[Selected text — start]

Behavioral hooks deployed on every node. Shell scripts that intercept tool calls before they execute. Protected paths that can't be deleted. Destructive commands that require confirmation. Wildcard operations that get flagged. Every action logged to an immutable audit trail.

Hard blocks on known-bad patterns. Never kill browser processes. Never run Playwright on headless GPU nodes. Never touch the firewall. Never restore from backups without checking the date. These aren't guidelines — they're enforced at the hook level. The agent physically cannot do these things.

Evidence requirements. "Done" is not an acceptable status. Every completed task must include stats: how many items processed, how many succeeded, how many failed, how many empty. If the evidence isn't there, the task isn't done.

Read-before-act protocol. Before calling any endpoint that modifies state, the agent must read the handler code — not the route name, the actual function body. Understand what it does. State it in plain language. Wait for approval. This alone would have prevented incidents 1, 2, 5, and 8.

Cross-session memory. Every incident is documented in persistent memory that loads at session start. The agent doesn't get to forget. New sessions inherit the full incident log and the rules that resulted from each one.

The Difference Between OpenClaw and What We Do

This is where the industry conversation gets confused.

OpenClaw, Operator, and similar tools give an LLM unsupervised control of your desktop. Full mouse and keyboard access. No hooks. No policy layer. No audit trail. No kill switch beyond pulling the plug. The pitch is that the AI is smart enough to not need guardrails.

[Selected text — finish]

■ **Exercise set**:
A. Copy out the agent safeguards text word for word, starting with "Hard blocks on" and going on through "2, 5, and 8.".
B. In one to three sentences, explain why the agent safeguards text says the agent physically cannot carry out hard-blocked actions such as touching the firewall.

[Supplied data — start]

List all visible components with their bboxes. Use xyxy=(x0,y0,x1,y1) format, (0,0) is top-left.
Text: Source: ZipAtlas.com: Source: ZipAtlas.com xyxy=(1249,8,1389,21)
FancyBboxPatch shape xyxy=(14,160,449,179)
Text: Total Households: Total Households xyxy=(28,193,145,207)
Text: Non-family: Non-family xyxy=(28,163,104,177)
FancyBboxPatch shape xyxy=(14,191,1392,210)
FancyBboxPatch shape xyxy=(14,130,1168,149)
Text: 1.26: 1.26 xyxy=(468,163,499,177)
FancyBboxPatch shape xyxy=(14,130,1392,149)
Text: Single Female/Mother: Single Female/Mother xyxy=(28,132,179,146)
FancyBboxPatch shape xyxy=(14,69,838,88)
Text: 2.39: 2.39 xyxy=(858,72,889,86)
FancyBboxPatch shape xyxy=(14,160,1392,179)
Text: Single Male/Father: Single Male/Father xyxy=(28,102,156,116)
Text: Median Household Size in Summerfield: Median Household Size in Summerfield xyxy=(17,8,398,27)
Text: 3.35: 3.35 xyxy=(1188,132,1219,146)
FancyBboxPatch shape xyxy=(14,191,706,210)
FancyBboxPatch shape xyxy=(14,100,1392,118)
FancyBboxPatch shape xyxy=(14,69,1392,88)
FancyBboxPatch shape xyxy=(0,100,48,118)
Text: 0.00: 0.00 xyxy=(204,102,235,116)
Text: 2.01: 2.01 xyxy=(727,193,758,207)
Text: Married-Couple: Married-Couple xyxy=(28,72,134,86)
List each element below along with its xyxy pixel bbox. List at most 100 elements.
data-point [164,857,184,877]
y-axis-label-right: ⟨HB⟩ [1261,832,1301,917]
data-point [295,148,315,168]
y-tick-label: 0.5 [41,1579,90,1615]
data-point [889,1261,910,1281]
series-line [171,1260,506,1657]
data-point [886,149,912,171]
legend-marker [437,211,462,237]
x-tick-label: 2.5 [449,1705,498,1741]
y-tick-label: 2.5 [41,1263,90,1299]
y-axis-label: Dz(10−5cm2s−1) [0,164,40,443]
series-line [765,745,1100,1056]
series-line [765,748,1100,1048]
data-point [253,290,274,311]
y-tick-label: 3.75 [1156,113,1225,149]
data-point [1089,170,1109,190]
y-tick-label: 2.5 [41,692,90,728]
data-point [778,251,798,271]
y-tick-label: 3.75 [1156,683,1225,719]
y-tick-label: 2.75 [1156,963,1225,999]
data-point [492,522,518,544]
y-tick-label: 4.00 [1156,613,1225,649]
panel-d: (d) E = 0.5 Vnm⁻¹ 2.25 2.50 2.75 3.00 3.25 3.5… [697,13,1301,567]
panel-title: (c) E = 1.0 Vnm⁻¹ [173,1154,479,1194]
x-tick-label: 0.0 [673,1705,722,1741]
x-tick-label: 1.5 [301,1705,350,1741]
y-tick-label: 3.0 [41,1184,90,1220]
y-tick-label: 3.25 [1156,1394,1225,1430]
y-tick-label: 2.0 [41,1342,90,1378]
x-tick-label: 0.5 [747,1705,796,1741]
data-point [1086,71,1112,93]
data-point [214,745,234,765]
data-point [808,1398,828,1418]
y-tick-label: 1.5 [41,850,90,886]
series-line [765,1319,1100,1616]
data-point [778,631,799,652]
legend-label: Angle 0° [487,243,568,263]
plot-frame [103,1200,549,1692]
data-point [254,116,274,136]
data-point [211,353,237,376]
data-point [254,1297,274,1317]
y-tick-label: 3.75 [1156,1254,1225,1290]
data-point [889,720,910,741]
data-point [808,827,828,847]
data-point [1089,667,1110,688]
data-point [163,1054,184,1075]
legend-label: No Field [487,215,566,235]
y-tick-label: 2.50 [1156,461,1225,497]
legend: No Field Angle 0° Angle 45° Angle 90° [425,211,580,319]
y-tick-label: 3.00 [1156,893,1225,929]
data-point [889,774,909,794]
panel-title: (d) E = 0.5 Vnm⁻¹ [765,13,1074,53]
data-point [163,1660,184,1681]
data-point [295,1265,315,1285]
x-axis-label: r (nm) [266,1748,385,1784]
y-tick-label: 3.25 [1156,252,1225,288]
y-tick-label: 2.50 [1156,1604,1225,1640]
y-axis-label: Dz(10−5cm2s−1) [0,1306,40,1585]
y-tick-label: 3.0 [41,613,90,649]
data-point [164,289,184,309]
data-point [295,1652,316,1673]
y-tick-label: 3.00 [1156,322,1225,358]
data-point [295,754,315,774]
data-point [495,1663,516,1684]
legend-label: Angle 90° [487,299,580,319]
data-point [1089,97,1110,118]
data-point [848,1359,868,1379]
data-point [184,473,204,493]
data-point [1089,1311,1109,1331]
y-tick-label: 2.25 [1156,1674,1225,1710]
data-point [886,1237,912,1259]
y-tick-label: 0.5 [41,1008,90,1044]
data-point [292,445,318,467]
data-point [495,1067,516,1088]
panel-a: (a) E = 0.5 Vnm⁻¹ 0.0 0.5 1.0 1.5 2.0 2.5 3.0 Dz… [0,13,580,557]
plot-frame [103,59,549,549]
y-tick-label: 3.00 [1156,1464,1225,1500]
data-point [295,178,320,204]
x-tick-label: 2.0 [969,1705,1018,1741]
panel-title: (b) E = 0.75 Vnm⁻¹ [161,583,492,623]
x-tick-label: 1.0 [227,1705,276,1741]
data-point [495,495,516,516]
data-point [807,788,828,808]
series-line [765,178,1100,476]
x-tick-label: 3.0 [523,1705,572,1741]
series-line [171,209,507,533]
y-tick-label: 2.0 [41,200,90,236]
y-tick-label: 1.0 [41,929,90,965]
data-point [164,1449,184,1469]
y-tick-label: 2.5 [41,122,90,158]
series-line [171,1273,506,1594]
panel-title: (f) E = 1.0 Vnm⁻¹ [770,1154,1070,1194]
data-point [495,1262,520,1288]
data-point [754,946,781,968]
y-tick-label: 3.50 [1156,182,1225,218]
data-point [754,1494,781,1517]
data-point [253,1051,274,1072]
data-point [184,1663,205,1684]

[Supplied data — finish]

■ **Solutions per task**:
A.
Hard blocks on known-bad patterns. Never kill browser processes. Never run Playwright on headless GPU nodes. Never touch the firewall. Never restore from backups without checking the date. These aren't guidelines — they're enforced at the hook level. The agent physically cannot do these things.

Evidence requirements. "Done" is not an acceptable status. Every completed task must include stats: how many items processed, how many succeeded, how many failed, how many empty. If the evidence isn't there, the task isn't done.

Read-before-act protocol. Before calling any endpoint that modifies state, the agent must read the handler code — not the route name, the actual function body. Understand what it does. State it in plain language. Wait for approval. This alone would have prevented incidents 1, 2, 5, and 8.

B. These blocks are not guidelines. They are enforced at the hook level, where shell scripts intercept tool calls before they execute, so the agent physically cannot perform those actions.